### Excerpted text
--
The Battle of Zboriv (, ), during the Khmelnytsky Uprising, was fought near the vicinity of Zborów (village of Mlynivtsi, Ukraine) on the Strypa River, and near the Siege of Zbarazh.  The battle was fought between the combined Cossack-Crimean force and the Crown army of the Polish–Lithuanian Commonwealth.

King John II Casimir Vasa and the main Polish army left Warsaw on 23 June and had made it to Toporiv in the final days of July when Mikolaj Skrzetuski (called Jan Skrzetuski in Henryk Sienkiewicz's With fire and Sword) informed the king of the desperate situation at Zbarazh.  The king made it to within a half-mile of Zboriv on 13 August.

Battle
On August 9, 1649, Bohdan Khmelnytsky had redeployed his main forces from Zbarazh to Staryi Zbarazh to the west, where the terrain hid them from the Poles, and he used deception to prevent the besieged from noticing.  The Horde, followed by the Cossack Host, advanced toward the royal camp during the night of 15 August.

The Crown forces were surprised during the rainy and foggy day while they crossed the Strypa River. The Horde split into two parts and attacked from the front and the back, but the king rallied his army to repel the attack and the Tatars retreated by nightfall.
--
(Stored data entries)
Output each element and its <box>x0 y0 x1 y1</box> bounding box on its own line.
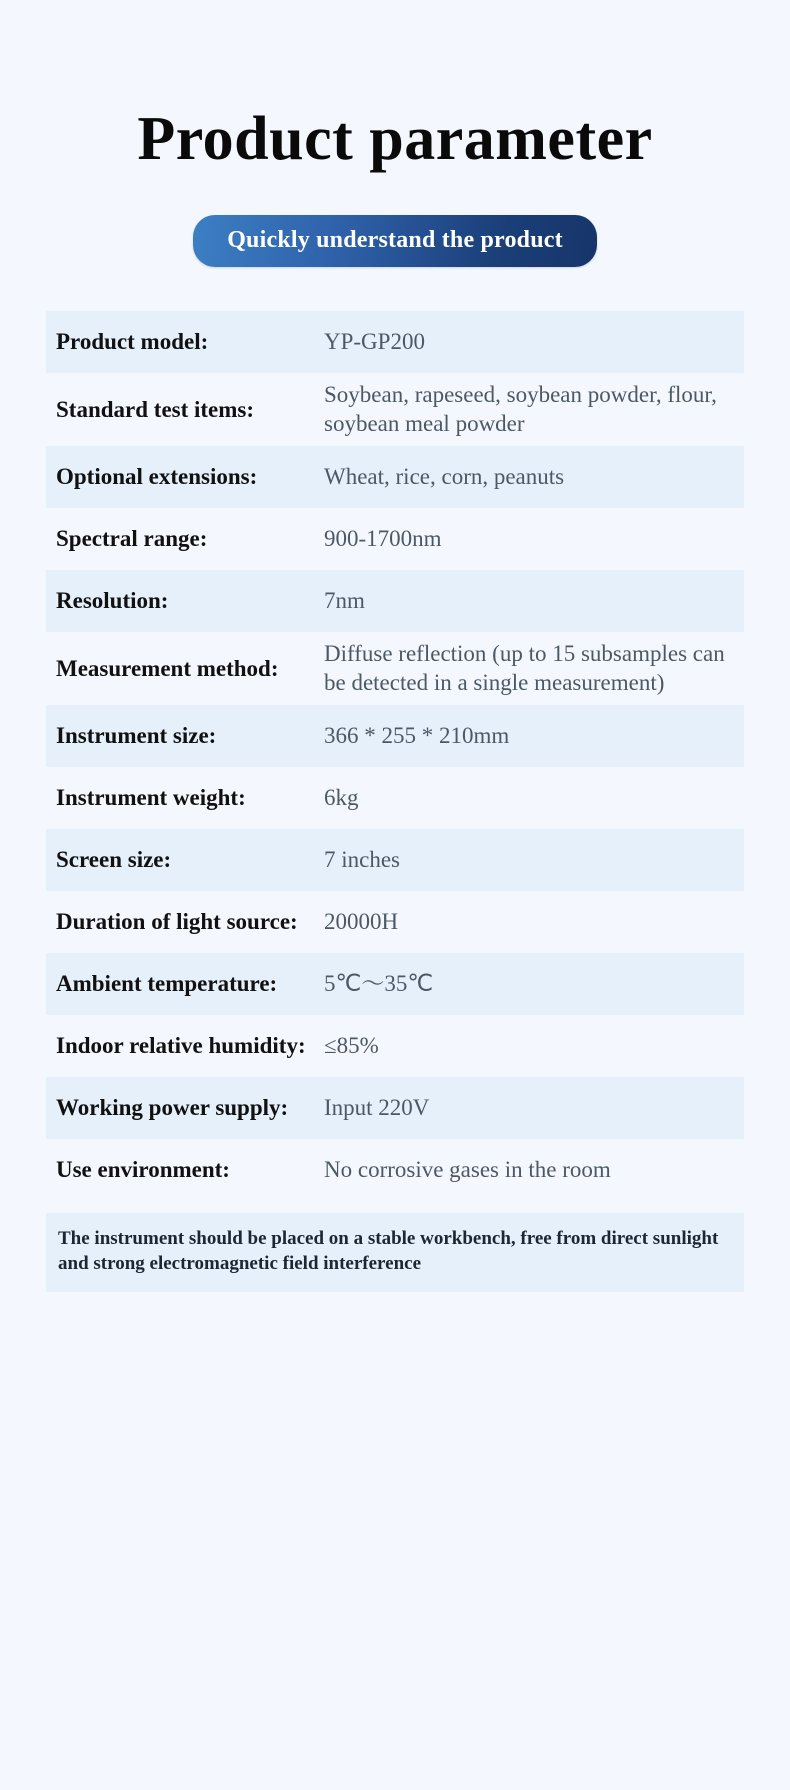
spec-label: Resolution: <box>56 588 169 614</box>
spec-value: Diffuse reflection (up to 15 subsamples can be detected in a single measurement) <box>324 641 725 695</box>
spec-value: ≤85% <box>324 1033 379 1059</box>
table-row <box>46 373 744 446</box>
spec-label: Spectral range: <box>56 526 208 552</box>
spec-value: 7nm <box>324 588 365 614</box>
table-row <box>46 632 744 705</box>
spec-value: 20000H <box>324 909 399 935</box>
spec-value: Input 220V <box>324 1095 430 1121</box>
badge-container <box>0 215 790 267</box>
spec-label: Indoor relative humidity: <box>56 1033 306 1059</box>
table-row <box>46 767 744 829</box>
spec-value: YP-GP200 <box>324 329 425 355</box>
spec-label: Instrument size: <box>56 723 217 749</box>
spec-value: 5℃～35℃ <box>324 971 434 997</box>
spec-value: Wheat, rice, corn, peanuts <box>324 464 565 490</box>
spec-label: Standard test items: <box>56 396 255 422</box>
table-row <box>46 446 744 508</box>
table-row <box>46 1015 744 1077</box>
spec-value: 7 inches <box>324 847 401 873</box>
table-row <box>46 1077 744 1139</box>
table-row <box>46 311 744 373</box>
spec-label: Duration of light source: <box>56 909 298 935</box>
table-row <box>46 705 744 767</box>
spec-value: No corrosive gases in the room <box>324 1157 611 1183</box>
table-row <box>46 829 744 891</box>
spec-label: Measurement method: <box>56 655 279 681</box>
spec-label: Working power supply: <box>56 1095 289 1121</box>
spec-label: Use environment: <box>56 1157 230 1183</box>
spec-value: Soybean, rapeseed, soybean powder, flour, soybean meal powder <box>324 382 717 436</box>
status-badge: Quickly understand the product <box>193 215 597 267</box>
spec-label: Ambient temperature: <box>56 971 278 997</box>
spec-value: 6kg <box>324 785 359 811</box>
spec-label: Instrument weight: <box>56 785 246 811</box>
table-row <box>46 953 744 1015</box>
spec-value: 900-1700nm <box>324 526 442 552</box>
instrument-placement-note: The instrument should be placed on a stable workbench, free from direct sunlight and strong electromagnetic field interference <box>46 1213 744 1291</box>
spec-table <box>46 311 744 1201</box>
spec-label: Optional extensions: <box>56 464 258 490</box>
spec-value: 366 * 255 * 210mm <box>324 723 510 749</box>
table-row <box>46 570 744 632</box>
spec-label: Product model: <box>56 329 209 355</box>
table-row <box>46 508 744 570</box>
table-row <box>46 1139 744 1201</box>
spec-label: Screen size: <box>56 847 172 873</box>
table-row <box>46 891 744 953</box>
page-title: Product parameter <box>137 105 653 173</box>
--
### Goal 1
In the Battle of Zboriv passage, rewrite the part starting at "The Crown forces" and ending at "retreated by nightfall.", renaming "foggy" as "misty".
### Goal 2
According to the Battle of Zboriv text, on what date did the king reach a point within a half-mile of Zboriv?
### Goal 3
Extend the Battle of Zboriv account past its final sentence.

### Result 1
The Crown forces were surprised during the rainy and misty day while they crossed the Strypa River. The Horde split into two parts and attacked from the front and the back, but the king rallied his army to repel the attack and the Tatars retreated by nightfall.

### Result 2
13 August

### Result 3
The night brought a council of war on the Polish side and two letters from the king, one for the Khan and one for Khmelnytsky.  The letter to the khan "reminded the khan of the favor that he had enjoyed from the Poles in his youth, while sojourning as a captive... invited the khan to a renewal of their old friendship... receiving money for past, present, and future years." The letter to Khmelnytsky commanded him to "abandon all hostile actions and retreat ten miles from our army, and send us your envoys - what you desire from us and from the Commonwealth."

The next day brought more attacks from the Cossacks and the Tatars on two fronts, but then, a letter from the khan and Khmelnytsky arrived.  The khan was prepared to negotiate if there was "satisfaction of the Cossacks, payment of the suspended tribute... a substantial consideration... above the tribute, as well as permission for the Horde to take captives on its way back."

Aftermath
On 18 August, the Treaty of Zboriv (Zborów) was agreed upon by Khmelnytsky and Lord Commissioners Jerzy Ossolinski, Lord Crown Chancellor, Kazimierz Lew Sapieha, Lord Chancellor of the Grand Duchy of Lithuania Krzysztof Koniecpolski, Lord Palatine of Belz, Stanislaw Witowski, Lord of Sandomierz, and Adam Kysil, Lord Palatine of Kyiv.  "It was drafted not in the form of a treaty... but as a unilateral royal manifesto... at the request and intervention of the Crimean khan."

References

External links
 Battle of Zboriv. Encyclopedia of Ukraine.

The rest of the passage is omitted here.